> _Records for processing_
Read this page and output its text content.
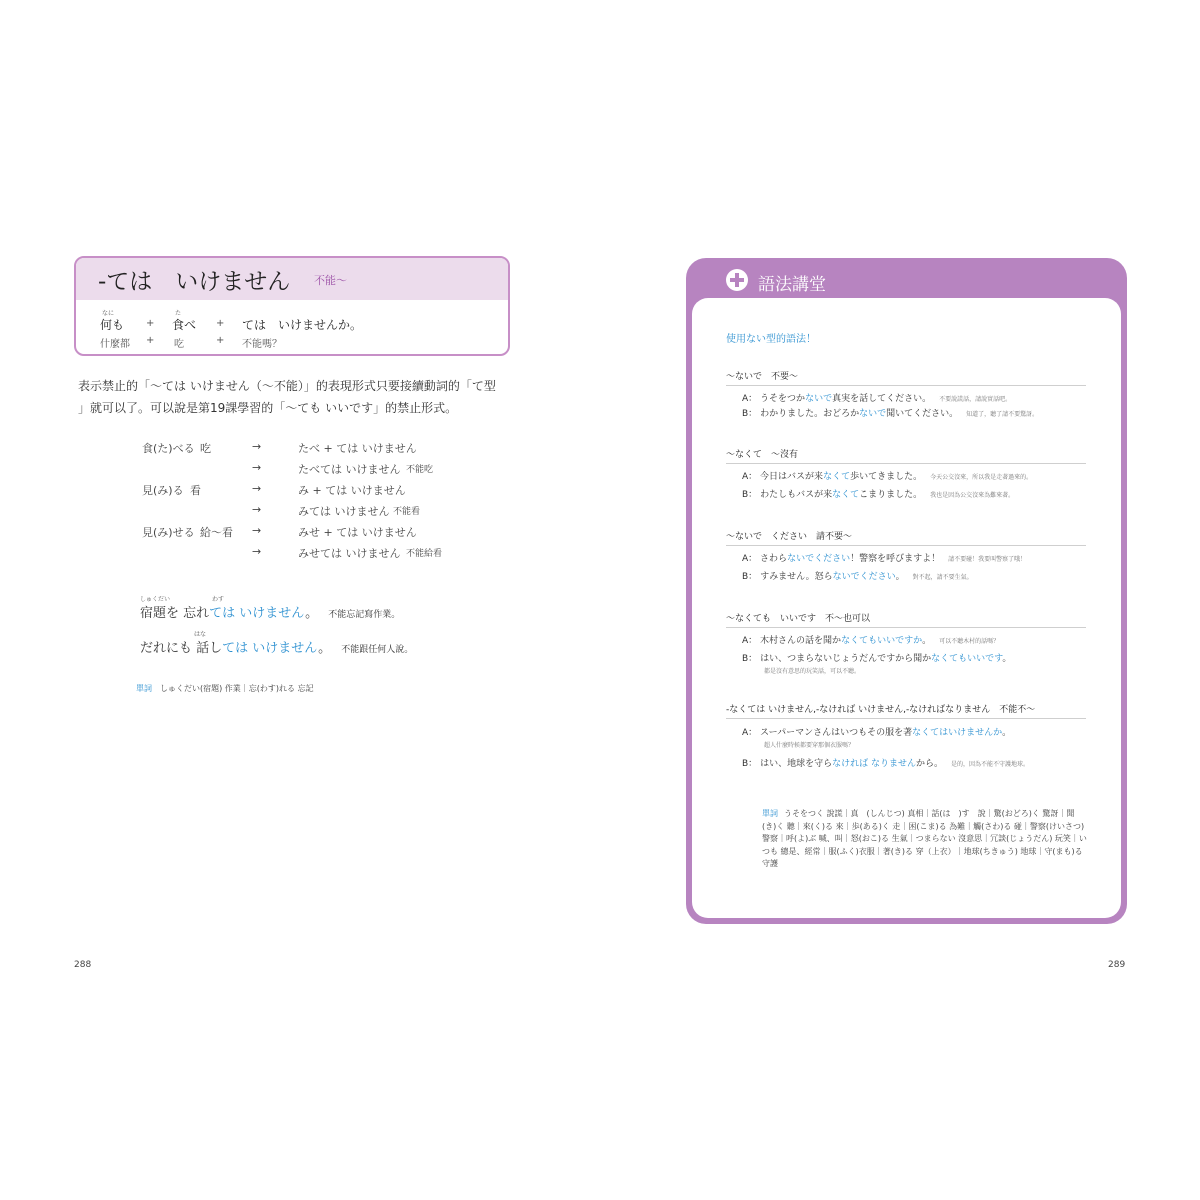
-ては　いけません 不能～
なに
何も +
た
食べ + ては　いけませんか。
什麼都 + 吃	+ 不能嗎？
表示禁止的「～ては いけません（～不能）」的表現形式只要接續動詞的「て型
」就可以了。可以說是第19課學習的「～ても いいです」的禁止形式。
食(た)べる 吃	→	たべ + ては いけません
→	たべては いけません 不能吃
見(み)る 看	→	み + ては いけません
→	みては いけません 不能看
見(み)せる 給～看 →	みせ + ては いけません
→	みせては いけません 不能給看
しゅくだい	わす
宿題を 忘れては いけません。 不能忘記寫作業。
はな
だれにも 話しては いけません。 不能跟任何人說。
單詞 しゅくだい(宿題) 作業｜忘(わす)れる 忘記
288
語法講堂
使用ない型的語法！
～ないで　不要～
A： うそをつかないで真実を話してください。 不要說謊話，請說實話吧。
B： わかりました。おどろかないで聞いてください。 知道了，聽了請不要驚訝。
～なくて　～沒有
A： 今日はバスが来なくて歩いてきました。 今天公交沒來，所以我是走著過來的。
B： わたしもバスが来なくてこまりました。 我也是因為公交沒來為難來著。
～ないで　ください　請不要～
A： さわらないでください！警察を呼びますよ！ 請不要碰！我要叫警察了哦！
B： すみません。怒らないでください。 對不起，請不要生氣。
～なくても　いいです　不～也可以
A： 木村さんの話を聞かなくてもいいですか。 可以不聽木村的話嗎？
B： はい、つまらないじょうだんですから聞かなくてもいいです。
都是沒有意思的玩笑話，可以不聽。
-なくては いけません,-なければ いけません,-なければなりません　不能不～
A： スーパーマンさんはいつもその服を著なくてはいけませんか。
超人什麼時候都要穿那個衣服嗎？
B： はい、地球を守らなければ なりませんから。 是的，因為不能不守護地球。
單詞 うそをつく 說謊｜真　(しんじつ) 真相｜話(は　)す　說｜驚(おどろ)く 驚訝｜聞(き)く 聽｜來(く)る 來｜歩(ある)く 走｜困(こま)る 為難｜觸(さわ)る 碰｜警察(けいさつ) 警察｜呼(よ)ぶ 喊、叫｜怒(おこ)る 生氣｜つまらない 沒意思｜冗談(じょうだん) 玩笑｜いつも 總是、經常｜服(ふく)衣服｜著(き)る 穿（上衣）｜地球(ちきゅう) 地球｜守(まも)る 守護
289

...

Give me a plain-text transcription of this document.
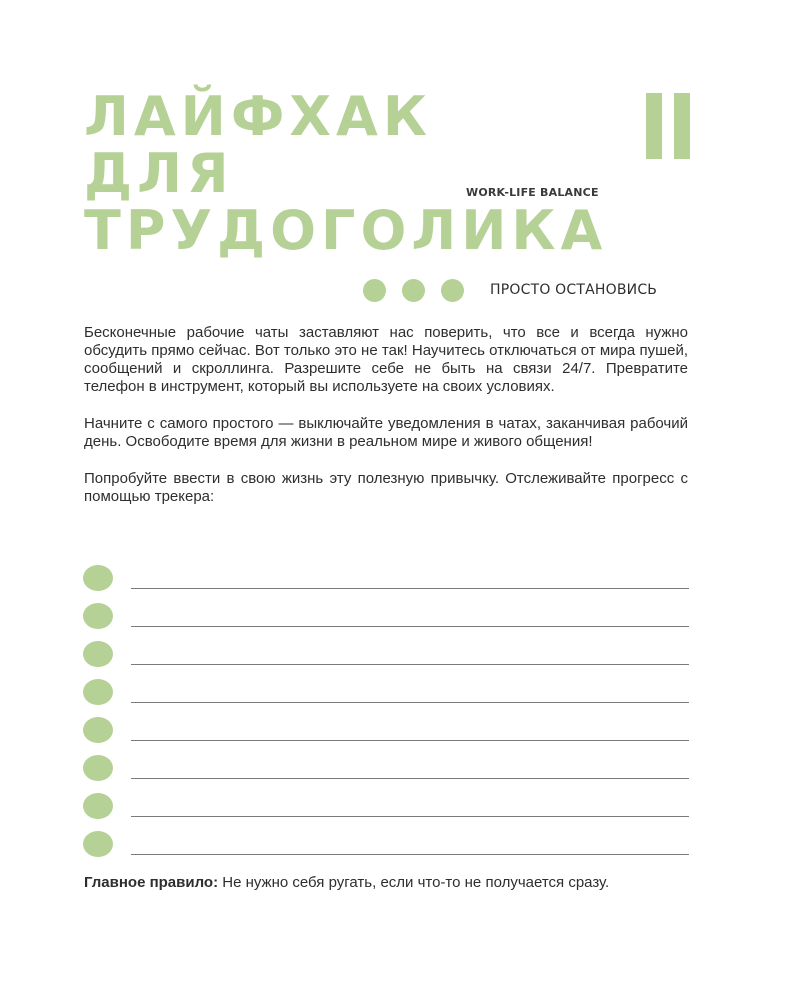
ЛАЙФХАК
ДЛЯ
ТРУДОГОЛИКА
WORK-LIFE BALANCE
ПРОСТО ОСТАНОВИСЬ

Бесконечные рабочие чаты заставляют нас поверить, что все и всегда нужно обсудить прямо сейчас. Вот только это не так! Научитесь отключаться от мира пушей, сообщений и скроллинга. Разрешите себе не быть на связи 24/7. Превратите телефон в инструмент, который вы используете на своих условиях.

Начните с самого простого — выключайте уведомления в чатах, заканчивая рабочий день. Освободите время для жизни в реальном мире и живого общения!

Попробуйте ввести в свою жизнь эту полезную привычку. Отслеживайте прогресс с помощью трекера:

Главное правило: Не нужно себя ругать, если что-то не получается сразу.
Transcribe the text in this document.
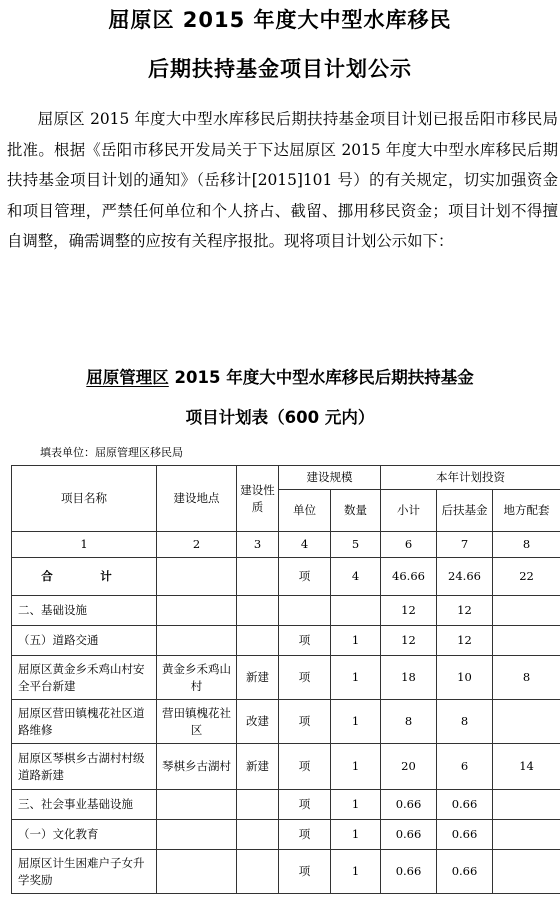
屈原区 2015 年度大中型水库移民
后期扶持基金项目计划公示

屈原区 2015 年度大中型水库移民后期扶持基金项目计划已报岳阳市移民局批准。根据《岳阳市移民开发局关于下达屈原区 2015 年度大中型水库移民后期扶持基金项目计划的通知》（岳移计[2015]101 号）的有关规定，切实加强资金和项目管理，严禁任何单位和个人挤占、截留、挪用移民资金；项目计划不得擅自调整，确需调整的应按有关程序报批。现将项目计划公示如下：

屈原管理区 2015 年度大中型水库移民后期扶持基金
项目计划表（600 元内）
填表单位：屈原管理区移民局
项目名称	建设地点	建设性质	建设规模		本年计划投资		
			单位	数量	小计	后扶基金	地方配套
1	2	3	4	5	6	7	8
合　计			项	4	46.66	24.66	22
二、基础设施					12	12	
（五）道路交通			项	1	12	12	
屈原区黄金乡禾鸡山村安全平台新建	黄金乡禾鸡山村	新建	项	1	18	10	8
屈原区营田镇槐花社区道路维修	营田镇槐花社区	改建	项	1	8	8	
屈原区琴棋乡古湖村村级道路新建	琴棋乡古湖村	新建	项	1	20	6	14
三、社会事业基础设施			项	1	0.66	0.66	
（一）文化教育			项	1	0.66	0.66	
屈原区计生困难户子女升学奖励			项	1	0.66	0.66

> _Problem description_
Check every line in the material above for the string "document", then give only the number of lines that have it.

> _Answer below_
2